Items from a data source:
= = = =

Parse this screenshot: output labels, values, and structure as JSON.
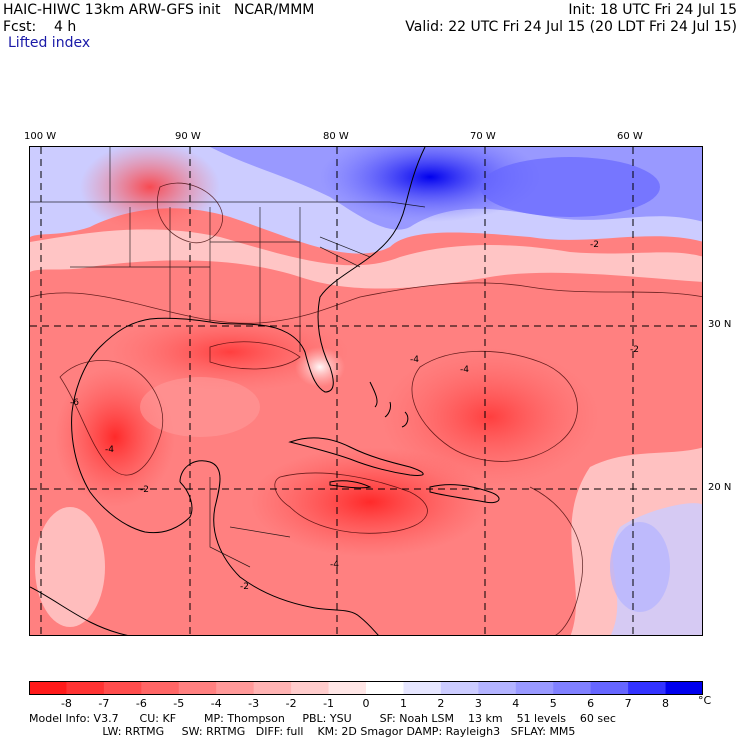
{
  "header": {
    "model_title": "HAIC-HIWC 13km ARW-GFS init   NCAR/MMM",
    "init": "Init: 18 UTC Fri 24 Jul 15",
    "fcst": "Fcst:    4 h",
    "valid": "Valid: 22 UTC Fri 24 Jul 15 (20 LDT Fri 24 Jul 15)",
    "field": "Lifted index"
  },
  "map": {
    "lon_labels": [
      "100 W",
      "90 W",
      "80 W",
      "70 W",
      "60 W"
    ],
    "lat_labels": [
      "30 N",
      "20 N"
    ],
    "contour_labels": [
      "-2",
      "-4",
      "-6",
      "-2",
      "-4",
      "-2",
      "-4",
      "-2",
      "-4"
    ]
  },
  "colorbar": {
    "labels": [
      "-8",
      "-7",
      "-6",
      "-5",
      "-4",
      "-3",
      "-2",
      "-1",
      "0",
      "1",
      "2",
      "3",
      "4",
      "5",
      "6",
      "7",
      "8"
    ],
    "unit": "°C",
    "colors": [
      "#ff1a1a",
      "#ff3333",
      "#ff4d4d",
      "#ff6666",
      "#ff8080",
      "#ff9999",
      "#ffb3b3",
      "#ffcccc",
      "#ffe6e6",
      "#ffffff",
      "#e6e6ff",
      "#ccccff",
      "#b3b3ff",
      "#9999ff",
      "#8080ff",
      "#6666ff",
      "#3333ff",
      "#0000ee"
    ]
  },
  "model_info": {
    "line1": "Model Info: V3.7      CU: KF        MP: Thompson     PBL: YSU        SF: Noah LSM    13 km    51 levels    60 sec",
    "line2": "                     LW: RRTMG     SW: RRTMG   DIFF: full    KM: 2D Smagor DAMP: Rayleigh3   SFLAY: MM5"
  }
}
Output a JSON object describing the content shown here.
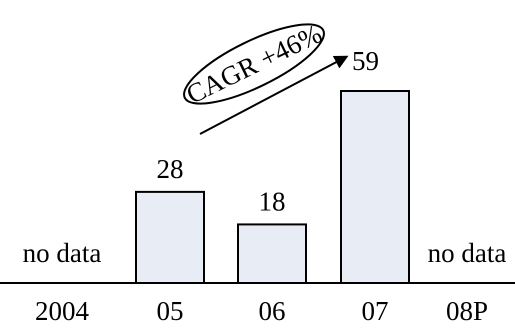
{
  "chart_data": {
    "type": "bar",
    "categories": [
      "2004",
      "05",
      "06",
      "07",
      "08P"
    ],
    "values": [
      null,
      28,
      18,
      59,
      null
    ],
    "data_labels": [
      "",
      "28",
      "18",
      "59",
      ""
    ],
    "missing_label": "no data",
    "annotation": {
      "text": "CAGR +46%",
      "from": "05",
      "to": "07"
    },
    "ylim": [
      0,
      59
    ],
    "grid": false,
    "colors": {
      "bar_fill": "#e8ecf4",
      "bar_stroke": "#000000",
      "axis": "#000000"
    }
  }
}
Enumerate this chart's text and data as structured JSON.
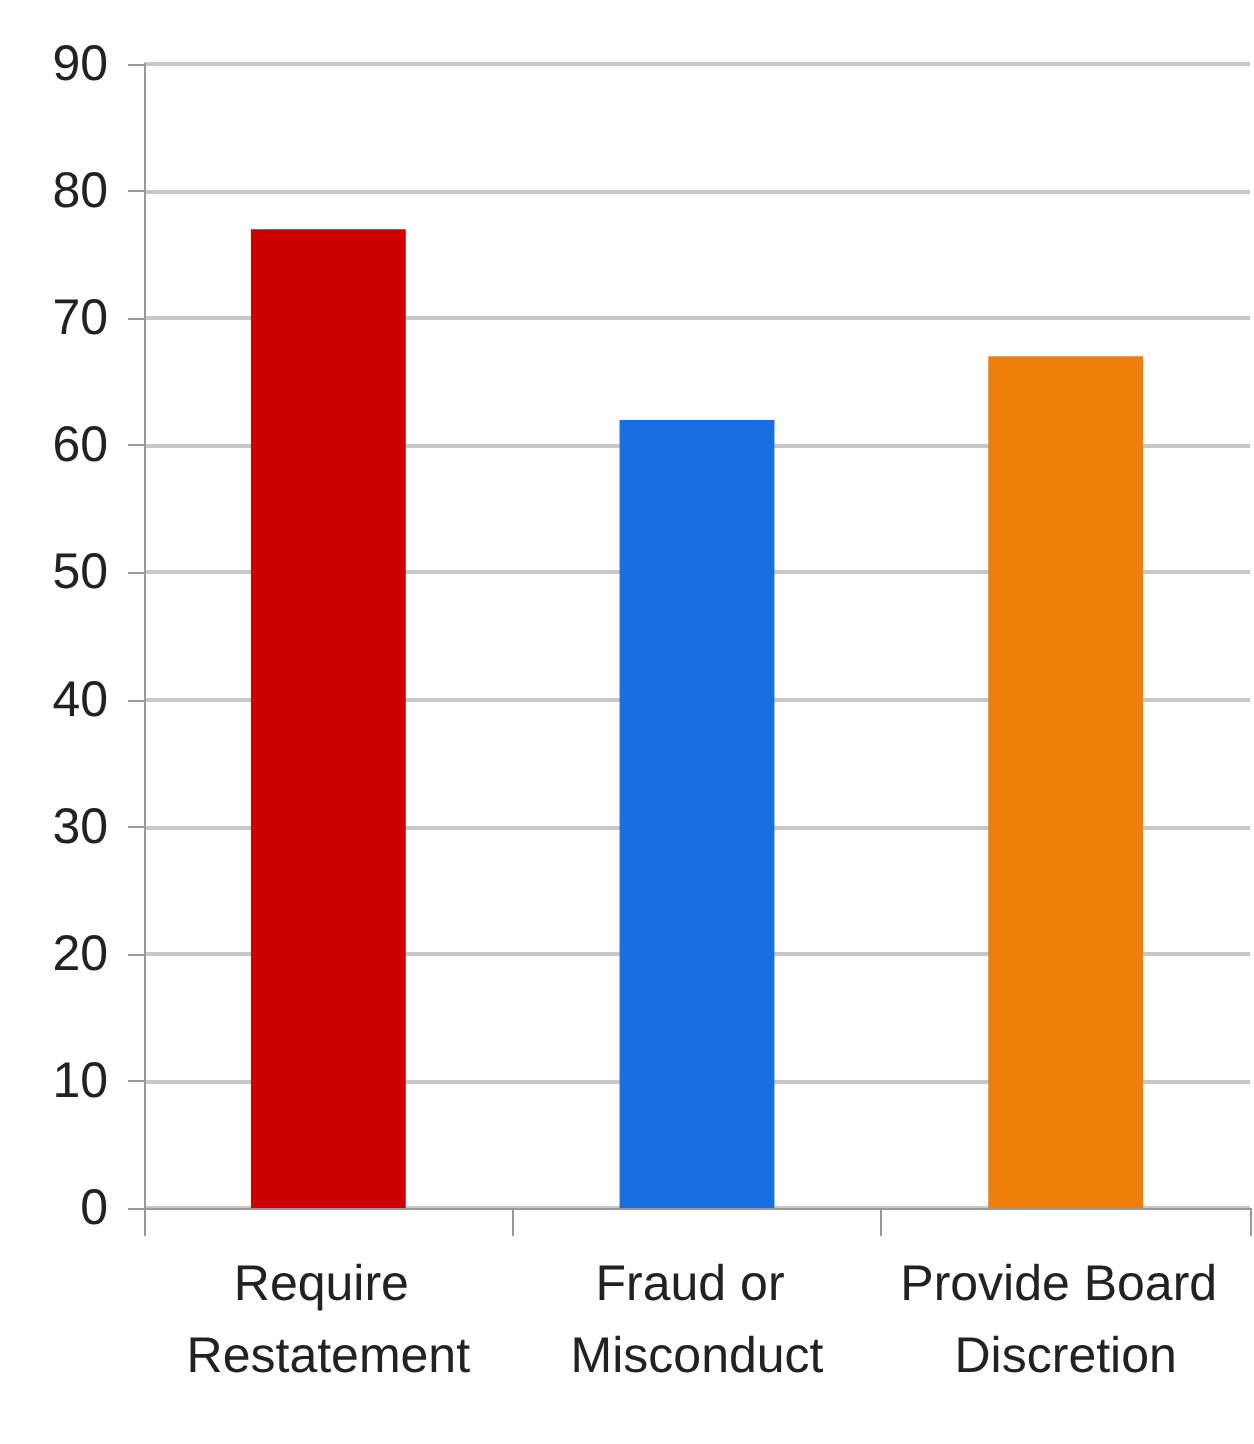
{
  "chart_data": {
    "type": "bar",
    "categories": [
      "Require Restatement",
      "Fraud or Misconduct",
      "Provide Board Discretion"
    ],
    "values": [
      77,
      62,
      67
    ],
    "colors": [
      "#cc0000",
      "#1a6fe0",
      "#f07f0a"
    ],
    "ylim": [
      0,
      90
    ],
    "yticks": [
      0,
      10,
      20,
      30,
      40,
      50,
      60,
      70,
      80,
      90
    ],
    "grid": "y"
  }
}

= = = =

Set the listing down in full and exactly. Pictures within it should not appear in the copy.

Parse this screenshot: output labels, values, and structure as JSON.
{
  "header": {
    "model_title": "HAIC-HIWC 13km ARW-GFS init   NCAR/MMM",
    "init": "Init: 18 UTC Fri 24 Jul 15",
    "fcst": "Fcst:    4 h",
    "valid": "Valid: 22 UTC Fri 24 Jul 15 (20 LDT Fri 24 Jul 15)",
    "field": "Lifted index"
  },
  "map": {
    "lon_labels": [
      "100 W",
      "90 W",
      "80 W",
      "70 W",
      "60 W"
    ],
    "lat_labels": [
      "30 N",
      "20 N"
    ],
    "contour_labels": [
      "-2",
      "-4",
      "-6",
      "-2",
      "-4",
      "-2",
      "-4",
      "-2",
      "-4"
    ]
  },
  "colorbar": {
    "labels": [
      "-8",
      "-7",
      "-6",
      "-5",
      "-4",
      "-3",
      "-2",
      "-1",
      "0",
      "1",
      "2",
      "3",
      "4",
      "5",
      "6",
      "7",
      "8"
    ],
    "unit": "°C",
    "colors": [
      "#ff1a1a",
      "#ff3333",
      "#ff4d4d",
      "#ff6666",
      "#ff8080",
      "#ff9999",
      "#ffb3b3",
      "#ffcccc",
      "#ffe6e6",
      "#ffffff",
      "#e6e6ff",
      "#ccccff",
      "#b3b3ff",
      "#9999ff",
      "#8080ff",
      "#6666ff",
      "#3333ff",
      "#0000ee"
    ]
  },
  "model_info": {
    "line1": "Model Info: V3.7      CU: KF        MP: Thompson     PBL: YSU        SF: Noah LSM    13 km    51 levels    60 sec",
    "line2": "                     LW: RRTMG     SW: RRTMG   DIFF: full    KM: 2D Smagor DAMP: Rayleigh3   SFLAY: MM5"
  }
}
Output a JSON object describing the content shown here.
{
  "chart_data": {
    "type": "bar",
    "categories": [
      "2004",
      "05",
      "06",
      "07",
      "08P"
    ],
    "values": [
      null,
      28,
      18,
      59,
      null
    ],
    "data_labels": [
      "",
      "28",
      "18",
      "59",
      ""
    ],
    "missing_label": "no data",
    "annotation": {
      "text": "CAGR +46%",
      "from": "05",
      "to": "07"
    },
    "ylim": [
      0,
      59
    ],
    "grid": false,
    "colors": {
      "bar_fill": "#e8ecf4",
      "bar_stroke": "#000000",
      "axis": "#000000"
    }
  }
}
Enumerate this chart's text and data as structured JSON.
{
  "chart_data": {
    "type": "bar",
    "categories": [
      "Require Restatement",
      "Fraud or Misconduct",
      "Provide Board Discretion"
    ],
    "values": [
      77,
      62,
      67
    ],
    "colors": [
      "#cc0000",
      "#1a6fe0",
      "#f07f0a"
    ],
    "ylim": [
      0,
      90
    ],
    "yticks": [
      0,
      10,
      20,
      30,
      40,
      50,
      60,
      70,
      80,
      90
    ],
    "grid": "y"
  }
}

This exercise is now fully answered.